* [Cel ćwiczenia]:
Przepisz wszystkie poniższe wpisy, zastępując „route-region-tag” wyrażeniem „route-area-tag”. Wszystko inne pozostaw bez zmian.

Pozycje wymienione w zbiorze danych
------------------------------------------------------------

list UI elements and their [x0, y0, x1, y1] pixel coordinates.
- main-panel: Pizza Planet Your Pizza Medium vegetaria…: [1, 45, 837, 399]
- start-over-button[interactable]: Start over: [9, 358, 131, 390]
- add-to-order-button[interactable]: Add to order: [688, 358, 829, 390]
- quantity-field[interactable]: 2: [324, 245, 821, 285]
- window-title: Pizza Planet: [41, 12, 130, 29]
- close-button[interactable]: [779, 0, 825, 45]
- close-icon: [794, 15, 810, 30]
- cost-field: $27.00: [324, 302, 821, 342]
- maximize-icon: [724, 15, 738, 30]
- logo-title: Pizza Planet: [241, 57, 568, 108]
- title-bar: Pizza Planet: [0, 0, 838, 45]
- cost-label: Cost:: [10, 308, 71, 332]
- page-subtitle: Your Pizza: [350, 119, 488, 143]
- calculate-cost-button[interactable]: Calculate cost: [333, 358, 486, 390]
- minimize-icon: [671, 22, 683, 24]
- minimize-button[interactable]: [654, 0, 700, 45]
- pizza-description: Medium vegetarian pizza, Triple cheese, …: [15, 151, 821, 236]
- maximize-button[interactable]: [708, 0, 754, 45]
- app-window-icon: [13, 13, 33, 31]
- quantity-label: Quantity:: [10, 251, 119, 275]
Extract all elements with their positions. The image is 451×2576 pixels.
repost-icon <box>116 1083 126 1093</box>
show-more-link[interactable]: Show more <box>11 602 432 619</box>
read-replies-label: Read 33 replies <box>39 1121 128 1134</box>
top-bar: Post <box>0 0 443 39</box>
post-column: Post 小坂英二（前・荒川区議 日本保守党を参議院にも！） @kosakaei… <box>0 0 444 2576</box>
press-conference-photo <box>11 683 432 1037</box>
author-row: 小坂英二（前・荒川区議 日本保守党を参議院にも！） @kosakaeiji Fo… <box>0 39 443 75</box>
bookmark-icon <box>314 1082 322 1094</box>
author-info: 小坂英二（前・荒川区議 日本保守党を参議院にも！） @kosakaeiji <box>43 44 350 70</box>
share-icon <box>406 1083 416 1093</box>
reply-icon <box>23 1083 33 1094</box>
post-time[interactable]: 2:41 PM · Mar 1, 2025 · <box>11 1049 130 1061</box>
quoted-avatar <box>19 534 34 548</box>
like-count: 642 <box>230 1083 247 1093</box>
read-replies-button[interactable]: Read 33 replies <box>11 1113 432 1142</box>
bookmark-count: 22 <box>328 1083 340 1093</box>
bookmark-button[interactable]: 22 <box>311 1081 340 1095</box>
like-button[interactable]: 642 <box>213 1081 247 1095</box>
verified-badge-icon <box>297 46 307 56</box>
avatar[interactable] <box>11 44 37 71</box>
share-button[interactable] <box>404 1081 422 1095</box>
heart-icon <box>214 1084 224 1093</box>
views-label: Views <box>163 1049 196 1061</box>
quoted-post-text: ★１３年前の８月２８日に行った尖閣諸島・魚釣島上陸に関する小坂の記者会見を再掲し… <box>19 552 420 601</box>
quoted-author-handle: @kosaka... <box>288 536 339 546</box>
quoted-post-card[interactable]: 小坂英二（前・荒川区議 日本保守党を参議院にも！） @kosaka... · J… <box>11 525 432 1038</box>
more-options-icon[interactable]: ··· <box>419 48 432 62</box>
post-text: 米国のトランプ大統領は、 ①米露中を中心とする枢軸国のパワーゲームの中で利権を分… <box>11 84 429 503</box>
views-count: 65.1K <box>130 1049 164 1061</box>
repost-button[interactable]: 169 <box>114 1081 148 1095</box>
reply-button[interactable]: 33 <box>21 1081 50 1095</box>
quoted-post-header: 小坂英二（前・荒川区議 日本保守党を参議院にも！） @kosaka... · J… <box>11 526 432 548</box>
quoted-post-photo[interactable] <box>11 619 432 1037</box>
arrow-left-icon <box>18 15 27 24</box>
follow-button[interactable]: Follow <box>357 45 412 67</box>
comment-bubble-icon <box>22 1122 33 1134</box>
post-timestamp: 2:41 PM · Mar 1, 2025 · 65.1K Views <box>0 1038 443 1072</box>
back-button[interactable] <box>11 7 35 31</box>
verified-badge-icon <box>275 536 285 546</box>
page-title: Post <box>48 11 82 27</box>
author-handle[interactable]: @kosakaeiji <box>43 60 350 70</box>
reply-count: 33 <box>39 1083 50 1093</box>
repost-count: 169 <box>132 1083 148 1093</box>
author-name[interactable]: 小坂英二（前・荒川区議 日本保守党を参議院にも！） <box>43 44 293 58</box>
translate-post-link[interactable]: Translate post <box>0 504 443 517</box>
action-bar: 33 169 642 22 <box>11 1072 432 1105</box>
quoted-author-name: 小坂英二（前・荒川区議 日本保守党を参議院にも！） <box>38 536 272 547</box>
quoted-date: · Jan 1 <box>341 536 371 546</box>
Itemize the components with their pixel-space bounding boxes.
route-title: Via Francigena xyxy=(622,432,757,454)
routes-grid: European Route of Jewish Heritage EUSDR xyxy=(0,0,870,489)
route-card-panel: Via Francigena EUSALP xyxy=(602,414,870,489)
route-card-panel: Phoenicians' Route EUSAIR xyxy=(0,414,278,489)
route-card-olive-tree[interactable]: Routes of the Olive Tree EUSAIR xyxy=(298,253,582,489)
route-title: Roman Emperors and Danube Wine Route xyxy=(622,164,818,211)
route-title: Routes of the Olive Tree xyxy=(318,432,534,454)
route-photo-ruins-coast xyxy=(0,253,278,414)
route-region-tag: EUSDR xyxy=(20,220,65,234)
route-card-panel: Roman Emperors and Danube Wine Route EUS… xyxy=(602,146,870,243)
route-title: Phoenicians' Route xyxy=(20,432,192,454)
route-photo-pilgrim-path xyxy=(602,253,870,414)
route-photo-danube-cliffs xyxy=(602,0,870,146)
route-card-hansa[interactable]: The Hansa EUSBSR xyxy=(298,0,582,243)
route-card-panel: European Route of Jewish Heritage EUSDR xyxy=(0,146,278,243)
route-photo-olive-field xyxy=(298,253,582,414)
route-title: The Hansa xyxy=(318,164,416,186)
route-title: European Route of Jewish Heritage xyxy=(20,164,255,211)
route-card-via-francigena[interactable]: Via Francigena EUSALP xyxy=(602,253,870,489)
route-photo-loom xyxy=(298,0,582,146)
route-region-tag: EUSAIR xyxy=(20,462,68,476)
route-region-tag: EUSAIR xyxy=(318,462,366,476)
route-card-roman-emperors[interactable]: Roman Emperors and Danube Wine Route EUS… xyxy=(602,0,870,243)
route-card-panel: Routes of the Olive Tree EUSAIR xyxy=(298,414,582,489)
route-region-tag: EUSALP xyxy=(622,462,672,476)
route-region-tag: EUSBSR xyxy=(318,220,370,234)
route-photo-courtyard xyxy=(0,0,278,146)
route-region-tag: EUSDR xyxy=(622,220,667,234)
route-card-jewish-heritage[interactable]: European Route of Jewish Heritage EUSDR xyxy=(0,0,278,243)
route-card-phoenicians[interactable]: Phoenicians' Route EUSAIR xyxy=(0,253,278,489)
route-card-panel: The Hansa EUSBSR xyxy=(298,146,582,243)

------------------------------------------------------------

* [Odpowiedź do zadania]:
list UI elements and their [x0, y0, x1, y1] pixel coordinates.
- main-panel: Pizza Planet Your Pizza Medium vegetaria…: [1, 45, 837, 399]
- start-over-button[interactable]: Start over: [9, 358, 131, 390]
- add-to-order-button[interactable]: Add to order: [688, 358, 829, 390]
- quantity-field[interactable]: 2: [324, 245, 821, 285]
- window-title: Pizza Planet: [41, 12, 130, 29]
- close-button[interactable]: [779, 0, 825, 45]
- close-icon: [794, 15, 810, 30]
- cost-field: $27.00: [324, 302, 821, 342]
- maximize-icon: [724, 15, 738, 30]
- logo-title: Pizza Planet: [241, 57, 568, 108]
- title-bar: Pizza Planet: [0, 0, 838, 45]
- cost-label: Cost:: [10, 308, 71, 332]
- page-subtitle: Your Pizza: [350, 119, 488, 143]
- calculate-cost-button[interactable]: Calculate cost: [333, 358, 486, 390]
- minimize-icon: [671, 22, 683, 24]
- minimize-button[interactable]: [654, 0, 700, 45]
- pizza-description: Medium vegetarian pizza, Triple cheese, …: [15, 151, 821, 236]
- maximize-button[interactable]: [708, 0, 754, 45]
- app-window-icon: [13, 13, 33, 31]
- quantity-label: Quantity:: [10, 251, 119, 275]
Extract all elements with their positions. The image is 451×2576 pixels.
repost-icon <box>116 1083 126 1093</box>
show-more-link[interactable]: Show more <box>11 602 432 619</box>
read-replies-label: Read 33 replies <box>39 1121 128 1134</box>
top-bar: Post <box>0 0 443 39</box>
post-column: Post 小坂英二（前・荒川区議 日本保守党を参議院にも！） @kosakaei… <box>0 0 444 2576</box>
press-conference-photo <box>11 683 432 1037</box>
author-row: 小坂英二（前・荒川区議 日本保守党を参議院にも！） @kosakaeiji Fo… <box>0 39 443 75</box>
bookmark-icon <box>314 1082 322 1094</box>
author-info: 小坂英二（前・荒川区議 日本保守党を参議院にも！） @kosakaeiji <box>43 44 350 70</box>
share-icon <box>406 1083 416 1093</box>
reply-icon <box>23 1083 33 1094</box>
post-time[interactable]: 2:41 PM · Mar 1, 2025 · <box>11 1049 130 1061</box>
quoted-avatar <box>19 534 34 548</box>
like-count: 642 <box>230 1083 247 1093</box>
read-replies-button[interactable]: Read 33 replies <box>11 1113 432 1142</box>
bookmark-count: 22 <box>328 1083 340 1093</box>
bookmark-button[interactable]: 22 <box>311 1081 340 1095</box>
like-button[interactable]: 642 <box>213 1081 247 1095</box>
verified-badge-icon <box>297 46 307 56</box>
avatar[interactable] <box>11 44 37 71</box>
share-button[interactable] <box>404 1081 422 1095</box>
heart-icon <box>214 1084 224 1093</box>
views-label: Views <box>163 1049 196 1061</box>
quoted-post-text: ★１３年前の８月２８日に行った尖閣諸島・魚釣島上陸に関する小坂の記者会見を再掲し… <box>19 552 420 601</box>
quoted-author-handle: @kosaka... <box>288 536 339 546</box>
quoted-post-card[interactable]: 小坂英二（前・荒川区議 日本保守党を参議院にも！） @kosaka... · J… <box>11 525 432 1038</box>
more-options-icon[interactable]: ··· <box>419 48 432 62</box>
post-text: 米国のトランプ大統領は、 ①米露中を中心とする枢軸国のパワーゲームの中で利権を分… <box>11 84 429 503</box>
views-count: 65.1K <box>130 1049 164 1061</box>
repost-button[interactable]: 169 <box>114 1081 148 1095</box>
reply-button[interactable]: 33 <box>21 1081 50 1095</box>
quoted-post-header: 小坂英二（前・荒川区議 日本保守党を参議院にも！） @kosaka... · J… <box>11 526 432 548</box>
quoted-post-photo[interactable] <box>11 619 432 1037</box>
arrow-left-icon <box>18 15 27 24</box>
follow-button[interactable]: Follow <box>357 45 412 67</box>
comment-bubble-icon <box>22 1122 33 1134</box>
post-timestamp: 2:41 PM · Mar 1, 2025 · 65.1K Views <box>0 1038 443 1072</box>
back-button[interactable] <box>11 7 35 31</box>
verified-badge-icon <box>275 536 285 546</box>
page-title: Post <box>48 11 82 27</box>
author-handle[interactable]: @kosakaeiji <box>43 60 350 70</box>
reply-count: 33 <box>39 1083 50 1093</box>
repost-count: 169 <box>132 1083 148 1093</box>
author-name[interactable]: 小坂英二（前・荒川区議 日本保守党を参議院にも！） <box>43 44 293 58</box>
translate-post-link[interactable]: Translate post <box>0 504 443 517</box>
action-bar: 33 169 642 22 <box>11 1072 432 1105</box>
quoted-author-name: 小坂英二（前・荒川区議 日本保守党を参議院にも！） <box>38 536 272 547</box>
quoted-date: · Jan 1 <box>341 536 371 546</box>
Itemize the components with their pixel-space bounding boxes.
route-title: Via Francigena xyxy=(622,432,757,454)
routes-grid: European Route of Jewish Heritage EUSDR xyxy=(0,0,870,489)
route-card-panel: Via Francigena EUSALP xyxy=(602,414,870,489)
route-card-panel: Phoenicians' Route EUSAIR xyxy=(0,414,278,489)
route-card-olive-tree[interactable]: Routes of the Olive Tree EUSAIR xyxy=(298,253,582,489)
route-title: Roman Emperors and Danube Wine Route xyxy=(622,164,818,211)
route-title: Routes of the Olive Tree xyxy=(318,432,534,454)
route-photo-ruins-coast xyxy=(0,253,278,414)
route-area-tag: EUSDR xyxy=(20,220,65,234)
route-card-panel: Roman Emperors and Danube Wine Route EUS… xyxy=(602,146,870,243)
route-title: Phoenicians' Route xyxy=(20,432,192,454)
route-photo-pilgrim-path xyxy=(602,253,870,414)
route-photo-danube-cliffs xyxy=(602,0,870,146)
route-card-hansa[interactable]: The Hansa EUSBSR xyxy=(298,0,582,243)
route-card-panel: European Route of Jewish Heritage EUSDR xyxy=(0,146,278,243)
route-photo-olive-field xyxy=(298,253,582,414)
route-title: The Hansa xyxy=(318,164,416,186)
route-title: European Route of Jewish Heritage xyxy=(20,164,255,211)
route-card-via-francigena[interactable]: Via Francigena EUSALP xyxy=(602,253,870,489)
route-photo-loom xyxy=(298,0,582,146)
route-area-tag: EUSAIR xyxy=(20,462,68,476)
route-area-tag: EUSAIR xyxy=(318,462,366,476)
route-card-roman-emperors[interactable]: Roman Emperors and Danube Wine Route EUS… xyxy=(602,0,870,243)
route-card-panel: Routes of the Olive Tree EUSAIR xyxy=(298,414,582,489)
route-area-tag: EUSALP xyxy=(622,462,672,476)
route-area-tag: EUSBSR xyxy=(318,220,370,234)
route-photo-courtyard xyxy=(0,0,278,146)
route-area-tag: EUSDR xyxy=(622,220,667,234)
route-card-jewish-heritage[interactable]: European Route of Jewish Heritage EUSDR xyxy=(0,0,278,243)
route-card-phoenicians[interactable]: Phoenicians' Route EUSAIR xyxy=(0,253,278,489)
route-card-panel: The Hansa EUSBSR xyxy=(298,146,582,243)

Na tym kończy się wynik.